● **Stated exercise**: Make an exact copy of the lines below.

━━━

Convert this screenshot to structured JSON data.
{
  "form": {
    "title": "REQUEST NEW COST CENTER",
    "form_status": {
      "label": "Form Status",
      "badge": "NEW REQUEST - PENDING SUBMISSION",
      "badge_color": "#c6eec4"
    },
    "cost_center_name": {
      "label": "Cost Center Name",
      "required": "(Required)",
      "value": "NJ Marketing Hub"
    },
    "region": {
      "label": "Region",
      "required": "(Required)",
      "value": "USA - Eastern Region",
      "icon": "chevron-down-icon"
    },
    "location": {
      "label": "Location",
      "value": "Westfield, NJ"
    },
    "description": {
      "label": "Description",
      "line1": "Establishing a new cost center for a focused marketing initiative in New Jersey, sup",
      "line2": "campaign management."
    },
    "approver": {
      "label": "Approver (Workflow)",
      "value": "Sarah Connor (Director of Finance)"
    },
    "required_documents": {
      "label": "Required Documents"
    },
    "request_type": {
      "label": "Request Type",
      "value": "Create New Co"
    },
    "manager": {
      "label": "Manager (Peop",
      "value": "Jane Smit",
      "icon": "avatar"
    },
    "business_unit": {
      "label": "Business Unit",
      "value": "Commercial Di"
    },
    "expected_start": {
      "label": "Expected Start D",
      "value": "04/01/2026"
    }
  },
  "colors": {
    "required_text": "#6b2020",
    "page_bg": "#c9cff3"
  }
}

━━━

● **Exercise response**:
Convert this screenshot to structured JSON data.
{
  "form": {
    "title": "REQUEST NEW COST CENTER",
    "form_status": {
      "label": "Form Status",
      "badge": "NEW REQUEST - PENDING SUBMISSION",
      "badge_color": "#c6eec4"
    },
    "cost_center_name": {
      "label": "Cost Center Name",
      "required": "(Required)",
      "value": "NJ Marketing Hub"
    },
    "region": {
      "label": "Region",
      "required": "(Required)",
      "value": "USA - Eastern Region",
      "icon": "chevron-down-icon"
    },
    "location": {
      "label": "Location",
      "value": "Westfield, NJ"
    },
    "description": {
      "label": "Description",
      "line1": "Establishing a new cost center for a focused marketing initiative in New Jersey, sup",
      "line2": "campaign management."
    },
    "approver": {
      "label": "Approver (Workflow)",
      "value": "Sarah Connor (Director of Finance)"
    },
    "required_documents": {
      "label": "Required Documents"
    },
    "request_type": {
      "label": "Request Type",
      "value": "Create New Co"
    },
    "manager": {
      "label": "Manager (Peop",
      "value": "Jane Smit",
      "icon": "avatar"
    },
    "business_unit": {
      "label": "Business Unit",
      "value": "Commercial Di"
    },
    "expected_start": {
      "label": "Expected Start D",
      "value": "04/01/2026"
    }
  },
  "colors": {
    "required_text": "#6b2020",
    "page_bg": "#c9cff3"
  }
}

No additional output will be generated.